## Your objective
Each record below is to be copied word for word, with pictures removed.

##### Data provided

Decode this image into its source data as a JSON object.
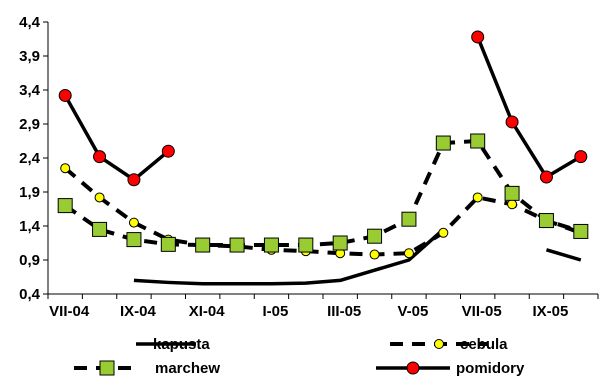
{
  "chart_data": {
    "type": "line",
    "y_ticks": [
      "0,4",
      "0,9",
      "1,4",
      "1,9",
      "2,4",
      "2,9",
      "3,4",
      "3,9",
      "4,4"
    ],
    "ylim": [
      0.4,
      4.4
    ],
    "x_tick_labels": [
      "VII-04",
      "IX-04",
      "XI-04",
      "I-05",
      "III-05",
      "V-05",
      "VII-05",
      "IX-05"
    ],
    "x": [
      "VII-04",
      "VIII-04",
      "IX-04",
      "X-04",
      "XI-04",
      "XII-04",
      "I-05",
      "II-05",
      "III-05",
      "IV-05",
      "V-05",
      "VI-05",
      "VII-05",
      "VIII-05",
      "IX-05",
      "X-05"
    ],
    "grid": false,
    "legend_position": "bottom",
    "series": [
      {
        "name": "kapusta",
        "color": "#000000",
        "line": "solid",
        "marker": "none",
        "values": [
          null,
          null,
          0.6,
          0.57,
          0.55,
          0.55,
          0.55,
          0.56,
          0.6,
          0.75,
          0.9,
          1.35,
          null,
          null,
          1.05,
          0.9
        ]
      },
      {
        "name": "cebula",
        "color": "#000000",
        "line": "dashed",
        "marker": "circle",
        "marker_color": "#ffff00",
        "values": [
          2.25,
          1.82,
          1.45,
          1.2,
          1.12,
          1.1,
          1.05,
          1.03,
          1.0,
          0.98,
          1.0,
          1.3,
          1.82,
          1.72,
          1.48,
          1.3
        ]
      },
      {
        "name": "marchew",
        "color": "#000000",
        "line": "dashed",
        "marker": "square",
        "marker_color": "#99cc33",
        "values": [
          1.7,
          1.35,
          1.2,
          1.13,
          1.12,
          1.12,
          1.12,
          1.12,
          1.15,
          1.25,
          1.5,
          2.62,
          2.65,
          1.88,
          1.48,
          1.32
        ]
      },
      {
        "name": "pomidory",
        "color": "#000000",
        "line": "solid",
        "marker": "circle",
        "marker_color": "#ff0000",
        "values": [
          3.32,
          2.42,
          2.08,
          2.5,
          null,
          null,
          null,
          null,
          null,
          null,
          null,
          null,
          4.18,
          2.93,
          2.12,
          2.42
        ]
      }
    ]
  }
}
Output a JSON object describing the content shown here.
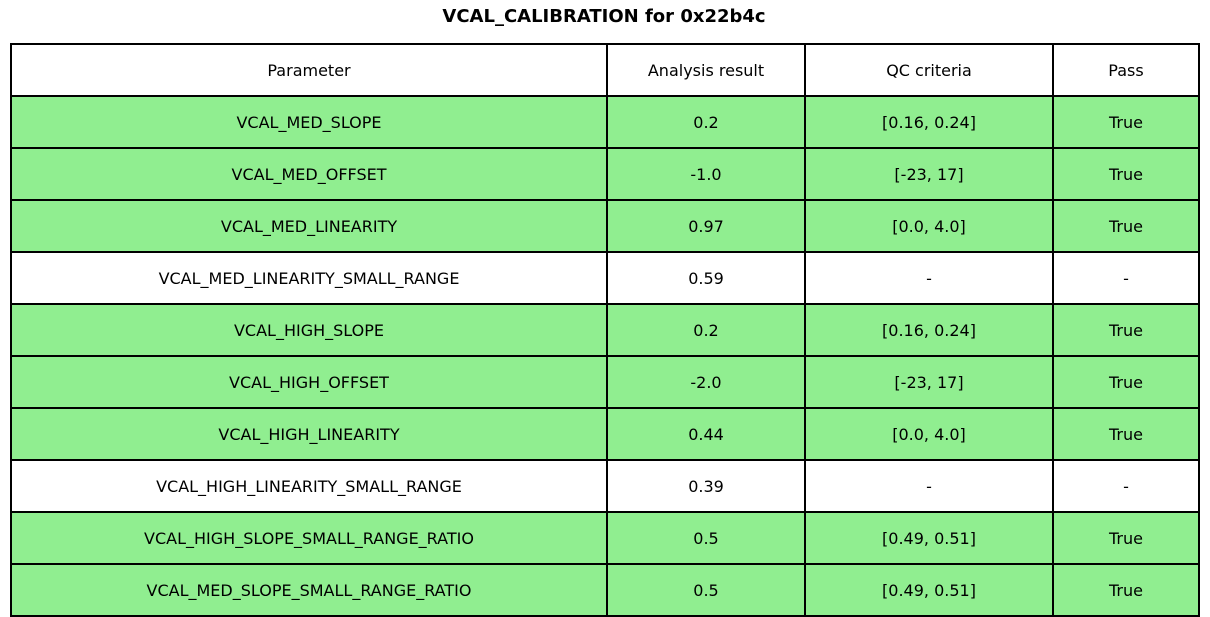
{
  "title": "VCAL_CALIBRATION for 0x22b4c",
  "colors": {
    "pass_row": "#90ee90",
    "default_row": "#ffffff",
    "border": "#000000"
  },
  "table": {
    "columns": [
      "Parameter",
      "Analysis result",
      "QC criteria",
      "Pass"
    ],
    "rows": [
      {
        "parameter": "VCAL_MED_SLOPE",
        "result": "0.2",
        "criteria": "[0.16, 0.24]",
        "pass": "True",
        "highlight": true
      },
      {
        "parameter": "VCAL_MED_OFFSET",
        "result": "-1.0",
        "criteria": "[-23, 17]",
        "pass": "True",
        "highlight": true
      },
      {
        "parameter": "VCAL_MED_LINEARITY",
        "result": "0.97",
        "criteria": "[0.0, 4.0]",
        "pass": "True",
        "highlight": true
      },
      {
        "parameter": "VCAL_MED_LINEARITY_SMALL_RANGE",
        "result": "0.59",
        "criteria": "-",
        "pass": "-",
        "highlight": false
      },
      {
        "parameter": "VCAL_HIGH_SLOPE",
        "result": "0.2",
        "criteria": "[0.16, 0.24]",
        "pass": "True",
        "highlight": true
      },
      {
        "parameter": "VCAL_HIGH_OFFSET",
        "result": "-2.0",
        "criteria": "[-23, 17]",
        "pass": "True",
        "highlight": true
      },
      {
        "parameter": "VCAL_HIGH_LINEARITY",
        "result": "0.44",
        "criteria": "[0.0, 4.0]",
        "pass": "True",
        "highlight": true
      },
      {
        "parameter": "VCAL_HIGH_LINEARITY_SMALL_RANGE",
        "result": "0.39",
        "criteria": "-",
        "pass": "-",
        "highlight": false
      },
      {
        "parameter": "VCAL_HIGH_SLOPE_SMALL_RANGE_RATIO",
        "result": "0.5",
        "criteria": "[0.49, 0.51]",
        "pass": "True",
        "highlight": true
      },
      {
        "parameter": "VCAL_MED_SLOPE_SMALL_RANGE_RATIO",
        "result": "0.5",
        "criteria": "[0.49, 0.51]",
        "pass": "True",
        "highlight": true
      }
    ]
  },
  "chart_data": {
    "type": "table",
    "title": "VCAL_CALIBRATION for 0x22b4c",
    "columns": [
      "Parameter",
      "Analysis result",
      "QC criteria",
      "Pass"
    ],
    "rows": [
      [
        "VCAL_MED_SLOPE",
        "0.2",
        "[0.16, 0.24]",
        "True"
      ],
      [
        "VCAL_MED_OFFSET",
        "-1.0",
        "[-23, 17]",
        "True"
      ],
      [
        "VCAL_MED_LINEARITY",
        "0.97",
        "[0.0, 4.0]",
        "True"
      ],
      [
        "VCAL_MED_LINEARITY_SMALL_RANGE",
        "0.59",
        "-",
        "-"
      ],
      [
        "VCAL_HIGH_SLOPE",
        "0.2",
        "[0.16, 0.24]",
        "True"
      ],
      [
        "VCAL_HIGH_OFFSET",
        "-2.0",
        "[-23, 17]",
        "True"
      ],
      [
        "VCAL_HIGH_LINEARITY",
        "0.44",
        "[0.0, 4.0]",
        "True"
      ],
      [
        "VCAL_HIGH_LINEARITY_SMALL_RANGE",
        "0.39",
        "-",
        "-"
      ],
      [
        "VCAL_HIGH_SLOPE_SMALL_RANGE_RATIO",
        "0.5",
        "[0.49, 0.51]",
        "True"
      ],
      [
        "VCAL_MED_SLOPE_SMALL_RANGE_RATIO",
        "0.5",
        "[0.49, 0.51]",
        "True"
      ]
    ],
    "row_highlight_color": "#90ee90",
    "highlighted_rows": [
      0,
      1,
      2,
      4,
      5,
      6,
      8,
      9
    ]
  }
}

##########

## Task result
Decode this image into its source data as a JSON object.
{
  "chart_data": {
    "type": "line",
    "y_ticks": [
      "0,4",
      "0,9",
      "1,4",
      "1,9",
      "2,4",
      "2,9",
      "3,4",
      "3,9",
      "4,4"
    ],
    "ylim": [
      0.4,
      4.4
    ],
    "x_tick_labels": [
      "VII-04",
      "IX-04",
      "XI-04",
      "I-05",
      "III-05",
      "V-05",
      "VII-05",
      "IX-05"
    ],
    "x": [
      "VII-04",
      "VIII-04",
      "IX-04",
      "X-04",
      "XI-04",
      "XII-04",
      "I-05",
      "II-05",
      "III-05",
      "IV-05",
      "V-05",
      "VI-05",
      "VII-05",
      "VIII-05",
      "IX-05",
      "X-05"
    ],
    "grid": false,
    "legend_position": "bottom",
    "series": [
      {
        "name": "kapusta",
        "color": "#000000",
        "line": "solid",
        "marker": "none",
        "values": [
          null,
          null,
          0.6,
          0.57,
          0.55,
          0.55,
          0.55,
          0.56,
          0.6,
          0.75,
          0.9,
          1.35,
          null,
          null,
          1.05,
          0.9
        ]
      },
      {
        "name": "cebula",
        "color": "#000000",
        "line": "dashed",
        "marker": "circle",
        "marker_color": "#ffff00",
        "values": [
          2.25,
          1.82,
          1.45,
          1.2,
          1.12,
          1.1,
          1.05,
          1.03,
          1.0,
          0.98,
          1.0,
          1.3,
          1.82,
          1.72,
          1.48,
          1.3
        ]
      },
      {
        "name": "marchew",
        "color": "#000000",
        "line": "dashed",
        "marker": "square",
        "marker_color": "#99cc33",
        "values": [
          1.7,
          1.35,
          1.2,
          1.13,
          1.12,
          1.12,
          1.12,
          1.12,
          1.15,
          1.25,
          1.5,
          2.62,
          2.65,
          1.88,
          1.48,
          1.32
        ]
      },
      {
        "name": "pomidory",
        "color": "#000000",
        "line": "solid",
        "marker": "circle",
        "marker_color": "#ff0000",
        "values": [
          3.32,
          2.42,
          2.08,
          2.5,
          null,
          null,
          null,
          null,
          null,
          null,
          null,
          null,
          4.18,
          2.93,
          2.12,
          2.42
        ]
      }
    ]
  }
}
Output a JSON object describing the content shown here.
{
  "title": "VCAL_CALIBRATION for 0x22b4c",
  "colors": {
    "pass_row": "#90ee90",
    "default_row": "#ffffff",
    "border": "#000000"
  },
  "table": {
    "columns": [
      "Parameter",
      "Analysis result",
      "QC criteria",
      "Pass"
    ],
    "rows": [
      {
        "parameter": "VCAL_MED_SLOPE",
        "result": "0.2",
        "criteria": "[0.16, 0.24]",
        "pass": "True",
        "highlight": true
      },
      {
        "parameter": "VCAL_MED_OFFSET",
        "result": "-1.0",
        "criteria": "[-23, 17]",
        "pass": "True",
        "highlight": true
      },
      {
        "parameter": "VCAL_MED_LINEARITY",
        "result": "0.97",
        "criteria": "[0.0, 4.0]",
        "pass": "True",
        "highlight": true
      },
      {
        "parameter": "VCAL_MED_LINEARITY_SMALL_RANGE",
        "result": "0.59",
        "criteria": "-",
        "pass": "-",
        "highlight": false
      },
      {
        "parameter": "VCAL_HIGH_SLOPE",
        "result": "0.2",
        "criteria": "[0.16, 0.24]",
        "pass": "True",
        "highlight": true
      },
      {
        "parameter": "VCAL_HIGH_OFFSET",
        "result": "-2.0",
        "criteria": "[-23, 17]",
        "pass": "True",
        "highlight": true
      },
      {
        "parameter": "VCAL_HIGH_LINEARITY",
        "result": "0.44",
        "criteria": "[0.0, 4.0]",
        "pass": "True",
        "highlight": true
      },
      {
        "parameter": "VCAL_HIGH_LINEARITY_SMALL_RANGE",
        "result": "0.39",
        "criteria": "-",
        "pass": "-",
        "highlight": false
      },
      {
        "parameter": "VCAL_HIGH_SLOPE_SMALL_RANGE_RATIO",
        "result": "0.5",
        "criteria": "[0.49, 0.51]",
        "pass": "True",
        "highlight": true
      },
      {
        "parameter": "VCAL_MED_SLOPE_SMALL_RANGE_RATIO",
        "result": "0.5",
        "criteria": "[0.49, 0.51]",
        "pass": "True",
        "highlight": true
      }
    ]
  },
  "chart_data": {
    "type": "table",
    "title": "VCAL_CALIBRATION for 0x22b4c",
    "columns": [
      "Parameter",
      "Analysis result",
      "QC criteria",
      "Pass"
    ],
    "rows": [
      [
        "VCAL_MED_SLOPE",
        "0.2",
        "[0.16, 0.24]",
        "True"
      ],
      [
        "VCAL_MED_OFFSET",
        "-1.0",
        "[-23, 17]",
        "True"
      ],
      [
        "VCAL_MED_LINEARITY",
        "0.97",
        "[0.0, 4.0]",
        "True"
      ],
      [
        "VCAL_MED_LINEARITY_SMALL_RANGE",
        "0.59",
        "-",
        "-"
      ],
      [
        "VCAL_HIGH_SLOPE",
        "0.2",
        "[0.16, 0.24]",
        "True"
      ],
      [
        "VCAL_HIGH_OFFSET",
        "-2.0",
        "[-23, 17]",
        "True"
      ],
      [
        "VCAL_HIGH_LINEARITY",
        "0.44",
        "[0.0, 4.0]",
        "True"
      ],
      [
        "VCAL_HIGH_LINEARITY_SMALL_RANGE",
        "0.39",
        "-",
        "-"
      ],
      [
        "VCAL_HIGH_SLOPE_SMALL_RANGE_RATIO",
        "0.5",
        "[0.49, 0.51]",
        "True"
      ],
      [
        "VCAL_MED_SLOPE_SMALL_RANGE_RATIO",
        "0.5",
        "[0.49, 0.51]",
        "True"
      ]
    ],
    "row_highlight_color": "#90ee90",
    "highlighted_rows": [
      0,
      1,
      2,
      4,
      5,
      6,
      8,
      9
    ]
  }
}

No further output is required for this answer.